● **Challenge**
Will you write out all the entries below exactly?

● **Input rows**
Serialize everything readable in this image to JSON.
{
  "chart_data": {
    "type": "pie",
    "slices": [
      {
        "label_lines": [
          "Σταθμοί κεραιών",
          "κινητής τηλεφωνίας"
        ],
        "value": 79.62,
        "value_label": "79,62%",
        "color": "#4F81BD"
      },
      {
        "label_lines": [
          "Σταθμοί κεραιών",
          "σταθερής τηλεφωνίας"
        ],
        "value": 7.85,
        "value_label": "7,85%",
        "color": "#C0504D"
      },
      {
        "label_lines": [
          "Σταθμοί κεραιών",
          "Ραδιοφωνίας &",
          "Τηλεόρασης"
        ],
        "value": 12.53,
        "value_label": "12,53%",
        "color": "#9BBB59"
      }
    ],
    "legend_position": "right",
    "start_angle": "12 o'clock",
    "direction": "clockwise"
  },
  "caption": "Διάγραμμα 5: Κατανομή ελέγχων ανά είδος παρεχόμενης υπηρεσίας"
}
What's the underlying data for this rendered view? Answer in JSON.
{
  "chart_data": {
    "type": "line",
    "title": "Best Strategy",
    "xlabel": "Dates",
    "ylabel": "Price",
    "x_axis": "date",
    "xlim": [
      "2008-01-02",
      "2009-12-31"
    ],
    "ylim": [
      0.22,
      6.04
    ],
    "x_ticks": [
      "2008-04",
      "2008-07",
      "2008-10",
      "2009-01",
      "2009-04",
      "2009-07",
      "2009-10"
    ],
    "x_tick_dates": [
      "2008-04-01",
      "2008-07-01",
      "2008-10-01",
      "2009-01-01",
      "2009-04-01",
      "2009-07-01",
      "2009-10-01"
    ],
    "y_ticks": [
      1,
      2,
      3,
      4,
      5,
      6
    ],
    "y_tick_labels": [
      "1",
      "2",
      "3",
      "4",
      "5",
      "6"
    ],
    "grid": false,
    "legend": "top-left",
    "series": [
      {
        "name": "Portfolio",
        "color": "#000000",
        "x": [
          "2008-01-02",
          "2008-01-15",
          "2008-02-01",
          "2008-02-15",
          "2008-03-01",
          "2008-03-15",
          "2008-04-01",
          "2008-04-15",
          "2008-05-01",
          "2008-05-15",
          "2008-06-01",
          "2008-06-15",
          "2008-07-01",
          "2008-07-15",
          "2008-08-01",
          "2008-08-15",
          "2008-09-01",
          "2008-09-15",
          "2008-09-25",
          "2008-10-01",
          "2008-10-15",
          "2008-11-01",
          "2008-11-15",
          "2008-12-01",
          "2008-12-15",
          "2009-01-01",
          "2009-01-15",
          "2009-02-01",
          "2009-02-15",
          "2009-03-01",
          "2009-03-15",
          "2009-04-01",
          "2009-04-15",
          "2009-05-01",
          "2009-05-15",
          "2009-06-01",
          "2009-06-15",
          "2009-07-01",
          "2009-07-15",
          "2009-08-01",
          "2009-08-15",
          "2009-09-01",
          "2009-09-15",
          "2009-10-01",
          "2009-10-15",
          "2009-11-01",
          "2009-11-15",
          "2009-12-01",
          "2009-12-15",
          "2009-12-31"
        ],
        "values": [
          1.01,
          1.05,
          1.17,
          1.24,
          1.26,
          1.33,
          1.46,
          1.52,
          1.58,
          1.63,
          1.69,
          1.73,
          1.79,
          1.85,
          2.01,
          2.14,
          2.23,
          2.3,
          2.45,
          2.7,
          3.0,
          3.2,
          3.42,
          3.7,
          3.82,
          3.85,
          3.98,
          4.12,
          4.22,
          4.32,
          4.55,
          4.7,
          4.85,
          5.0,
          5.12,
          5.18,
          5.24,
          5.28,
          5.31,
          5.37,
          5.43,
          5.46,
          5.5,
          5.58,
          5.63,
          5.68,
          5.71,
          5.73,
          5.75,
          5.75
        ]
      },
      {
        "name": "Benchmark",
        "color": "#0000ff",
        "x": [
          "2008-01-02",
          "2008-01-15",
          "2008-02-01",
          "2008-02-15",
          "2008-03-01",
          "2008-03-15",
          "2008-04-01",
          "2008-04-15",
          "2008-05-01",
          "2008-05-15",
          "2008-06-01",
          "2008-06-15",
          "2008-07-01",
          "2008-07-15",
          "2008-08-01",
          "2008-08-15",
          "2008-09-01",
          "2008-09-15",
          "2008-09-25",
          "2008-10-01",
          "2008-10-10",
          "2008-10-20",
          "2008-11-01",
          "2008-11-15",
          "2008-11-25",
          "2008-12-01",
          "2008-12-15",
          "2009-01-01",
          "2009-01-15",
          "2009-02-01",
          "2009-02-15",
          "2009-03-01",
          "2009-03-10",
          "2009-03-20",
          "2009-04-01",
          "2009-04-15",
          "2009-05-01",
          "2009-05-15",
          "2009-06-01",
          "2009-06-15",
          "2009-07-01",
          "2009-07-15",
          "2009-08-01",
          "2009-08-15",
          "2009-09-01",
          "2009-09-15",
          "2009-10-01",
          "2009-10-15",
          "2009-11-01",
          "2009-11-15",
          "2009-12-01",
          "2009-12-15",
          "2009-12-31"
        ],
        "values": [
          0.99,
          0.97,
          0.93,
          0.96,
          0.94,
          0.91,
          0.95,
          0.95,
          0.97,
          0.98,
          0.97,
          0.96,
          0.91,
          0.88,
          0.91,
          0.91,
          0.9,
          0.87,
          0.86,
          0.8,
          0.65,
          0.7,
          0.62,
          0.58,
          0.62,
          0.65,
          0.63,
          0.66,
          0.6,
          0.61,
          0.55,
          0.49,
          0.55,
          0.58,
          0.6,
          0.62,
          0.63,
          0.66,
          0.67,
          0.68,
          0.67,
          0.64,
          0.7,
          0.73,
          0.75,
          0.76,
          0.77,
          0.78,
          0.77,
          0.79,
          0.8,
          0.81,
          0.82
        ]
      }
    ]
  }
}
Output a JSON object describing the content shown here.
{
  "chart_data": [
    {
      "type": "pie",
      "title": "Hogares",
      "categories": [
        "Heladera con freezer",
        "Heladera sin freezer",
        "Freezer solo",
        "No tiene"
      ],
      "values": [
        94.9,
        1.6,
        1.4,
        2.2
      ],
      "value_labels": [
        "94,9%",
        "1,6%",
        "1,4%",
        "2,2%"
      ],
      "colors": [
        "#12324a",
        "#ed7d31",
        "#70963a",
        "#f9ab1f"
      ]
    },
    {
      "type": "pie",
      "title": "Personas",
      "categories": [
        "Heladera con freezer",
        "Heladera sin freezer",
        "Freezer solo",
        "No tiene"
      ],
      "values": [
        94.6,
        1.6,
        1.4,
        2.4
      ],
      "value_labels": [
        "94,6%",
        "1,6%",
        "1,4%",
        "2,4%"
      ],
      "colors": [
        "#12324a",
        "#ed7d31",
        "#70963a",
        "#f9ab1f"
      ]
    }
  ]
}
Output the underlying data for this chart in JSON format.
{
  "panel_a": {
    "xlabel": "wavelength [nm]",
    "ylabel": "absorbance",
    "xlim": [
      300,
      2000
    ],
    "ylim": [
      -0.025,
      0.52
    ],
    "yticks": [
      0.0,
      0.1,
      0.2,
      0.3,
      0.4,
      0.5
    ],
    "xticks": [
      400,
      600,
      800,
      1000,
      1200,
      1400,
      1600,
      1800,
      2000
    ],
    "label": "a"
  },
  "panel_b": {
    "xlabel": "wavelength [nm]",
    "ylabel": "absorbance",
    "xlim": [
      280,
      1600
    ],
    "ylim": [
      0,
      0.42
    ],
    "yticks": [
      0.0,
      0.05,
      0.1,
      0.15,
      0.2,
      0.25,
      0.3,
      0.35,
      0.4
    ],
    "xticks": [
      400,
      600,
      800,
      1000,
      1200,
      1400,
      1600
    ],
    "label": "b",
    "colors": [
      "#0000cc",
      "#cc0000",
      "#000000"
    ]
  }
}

● **Response for this exercise**
Serialize everything readable in this image to JSON.
{
  "chart_data": {
    "type": "pie",
    "slices": [
      {
        "label_lines": [
          "Σταθμοί κεραιών",
          "κινητής τηλεφωνίας"
        ],
        "value": 79.62,
        "value_label": "79,62%",
        "color": "#4F81BD"
      },
      {
        "label_lines": [
          "Σταθμοί κεραιών",
          "σταθερής τηλεφωνίας"
        ],
        "value": 7.85,
        "value_label": "7,85%",
        "color": "#C0504D"
      },
      {
        "label_lines": [
          "Σταθμοί κεραιών",
          "Ραδιοφωνίας &",
          "Τηλεόρασης"
        ],
        "value": 12.53,
        "value_label": "12,53%",
        "color": "#9BBB59"
      }
    ],
    "legend_position": "right",
    "start_angle": "12 o'clock",
    "direction": "clockwise"
  },
  "caption": "Διάγραμμα 5: Κατανομή ελέγχων ανά είδος παρεχόμενης υπηρεσίας"
}
What's the underlying data for this rendered view? Answer in JSON.
{
  "chart_data": {
    "type": "line",
    "title": "Best Strategy",
    "xlabel": "Dates",
    "ylabel": "Price",
    "x_axis": "date",
    "xlim": [
      "2008-01-02",
      "2009-12-31"
    ],
    "ylim": [
      0.22,
      6.04
    ],
    "x_ticks": [
      "2008-04",
      "2008-07",
      "2008-10",
      "2009-01",
      "2009-04",
      "2009-07",
      "2009-10"
    ],
    "x_tick_dates": [
      "2008-04-01",
      "2008-07-01",
      "2008-10-01",
      "2009-01-01",
      "2009-04-01",
      "2009-07-01",
      "2009-10-01"
    ],
    "y_ticks": [
      1,
      2,
      3,
      4,
      5,
      6
    ],
    "y_tick_labels": [
      "1",
      "2",
      "3",
      "4",
      "5",
      "6"
    ],
    "grid": false,
    "legend": "top-left",
    "series": [
      {
        "name": "Portfolio",
        "color": "#000000",
        "x": [
          "2008-01-02",
          "2008-01-15",
          "2008-02-01",
          "2008-02-15",
          "2008-03-01",
          "2008-03-15",
          "2008-04-01",
          "2008-04-15",
          "2008-05-01",
          "2008-05-15",
          "2008-06-01",
          "2008-06-15",
          "2008-07-01",
          "2008-07-15",
          "2008-08-01",
          "2008-08-15",
          "2008-09-01",
          "2008-09-15",
          "2008-09-25",
          "2008-10-01",
          "2008-10-15",
          "2008-11-01",
          "2008-11-15",
          "2008-12-01",
          "2008-12-15",
          "2009-01-01",
          "2009-01-15",
          "2009-02-01",
          "2009-02-15",
          "2009-03-01",
          "2009-03-15",
          "2009-04-01",
          "2009-04-15",
          "2009-05-01",
          "2009-05-15",
          "2009-06-01",
          "2009-06-15",
          "2009-07-01",
          "2009-07-15",
          "2009-08-01",
          "2009-08-15",
          "2009-09-01",
          "2009-09-15",
          "2009-10-01",
          "2009-10-15",
          "2009-11-01",
          "2009-11-15",
          "2009-12-01",
          "2009-12-15",
          "2009-12-31"
        ],
        "values": [
          1.01,
          1.05,
          1.17,
          1.24,
          1.26,
          1.33,
          1.46,
          1.52,
          1.58,
          1.63,
          1.69,
          1.73,
          1.79,
          1.85,
          2.01,
          2.14,
          2.23,
          2.3,
          2.45,
          2.7,
          3.0,
          3.2,
          3.42,
          3.7,
          3.82,
          3.85,
          3.98,
          4.12,
          4.22,
          4.32,
          4.55,
          4.7,
          4.85,
          5.0,
          5.12,
          5.18,
          5.24,
          5.28,
          5.31,
          5.37,
          5.43,
          5.46,
          5.5,
          5.58,
          5.63,
          5.68,
          5.71,
          5.73,
          5.75,
          5.75
        ]
      },
      {
        "name": "Benchmark",
        "color": "#0000ff",
        "x": [
          "2008-01-02",
          "2008-01-15",
          "2008-02-01",
          "2008-02-15",
          "2008-03-01",
          "2008-03-15",
          "2008-04-01",
          "2008-04-15",
          "2008-05-01",
          "2008-05-15",
          "2008-06-01",
          "2008-06-15",
          "2008-07-01",
          "2008-07-15",
          "2008-08-01",
          "2008-08-15",
          "2008-09-01",
          "2008-09-15",
          "2008-09-25",
          "2008-10-01",
          "2008-10-10",
          "2008-10-20",
          "2008-11-01",
          "2008-11-15",
          "2008-11-25",
          "2008-12-01",
          "2008-12-15",
          "2009-01-01",
          "2009-01-15",
          "2009-02-01",
          "2009-02-15",
          "2009-03-01",
          "2009-03-10",
          "2009-03-20",
          "2009-04-01",
          "2009-04-15",
          "2009-05-01",
          "2009-05-15",
          "2009-06-01",
          "2009-06-15",
          "2009-07-01",
          "2009-07-15",
          "2009-08-01",
          "2009-08-15",
          "2009-09-01",
          "2009-09-15",
          "2009-10-01",
          "2009-10-15",
          "2009-11-01",
          "2009-11-15",
          "2009-12-01",
          "2009-12-15",
          "2009-12-31"
        ],
        "values": [
          0.99,
          0.97,
          0.93,
          0.96,
          0.94,
          0.91,
          0.95,
          0.95,
          0.97,
          0.98,
          0.97,
          0.96,
          0.91,
          0.88,
          0.91,
          0.91,
          0.9,
          0.87,
          0.86,
          0.8,
          0.65,
          0.7,
          0.62,
          0.58,
          0.62,
          0.65,
          0.63,
          0.66,
          0.6,
          0.61,
          0.55,
          0.49,
          0.55,
          0.58,
          0.6,
          0.62,
          0.63,
          0.66,
          0.67,
          0.68,
          0.67,
          0.64,
          0.7,
          0.73,
          0.75,
          0.76,
          0.77,
          0.78,
          0.77,
          0.79,
          0.8,
          0.81,
          0.82
        ]
      }
    ]
  }
}
Output a JSON object describing the content shown here.
{
  "chart_data": [
    {
      "type": "pie",
      "title": "Hogares",
      "categories": [
        "Heladera con freezer",
        "Heladera sin freezer",
        "Freezer solo",
        "No tiene"
      ],
      "values": [
        94.9,
        1.6,
        1.4,
        2.2
      ],
      "value_labels": [
        "94,9%",
        "1,6%",
        "1,4%",
        "2,2%"
      ],
      "colors": [
        "#12324a",
        "#ed7d31",
        "#70963a",
        "#f9ab1f"
      ]
    },
    {
      "type": "pie",
      "title": "Personas",
      "categories": [
        "Heladera con freezer",
        "Heladera sin freezer",
        "Freezer solo",
        "No tiene"
      ],
      "values": [
        94.6,
        1.6,
        1.4,
        2.4
      ],
      "value_labels": [
        "94,6%",
        "1,6%",
        "1,4%",
        "2,4%"
      ],
      "colors": [
        "#12324a",
        "#ed7d31",
        "#70963a",
        "#f9ab1f"
      ]
    }
  ]
}
Output the underlying data for this chart in JSON format.
{
  "panel_a": {
    "xlabel": "wavelength [nm]",
    "ylabel": "absorbance",
    "xlim": [
      300,
      2000
    ],
    "ylim": [
      -0.025,
      0.52
    ],
    "yticks": [
      0.0,
      0.1,
      0.2,
      0.3,
      0.4,
      0.5
    ],
    "xticks": [
      400,
      600,
      800,
      1000,
      1200,
      1400,
      1600,
      1800,
      2000
    ],
    "label": "a"
  },
  "panel_b": {
    "xlabel": "wavelength [nm]",
    "ylabel": "absorbance",
    "xlim": [
      280,
      1600
    ],
    "ylim": [
      0,
      0.42
    ],
    "yticks": [
      0.0,
      0.05,
      0.1,
      0.15,
      0.2,
      0.25,
      0.3,
      0.35,
      0.4
    ],
    "xticks": [
      400,
      600,
      800,
      1000,
      1200,
      1400,
      1600
    ],
    "label": "b",
    "colors": [
      "#0000cc",
      "#cc0000",
      "#000000"
    ]
  }
}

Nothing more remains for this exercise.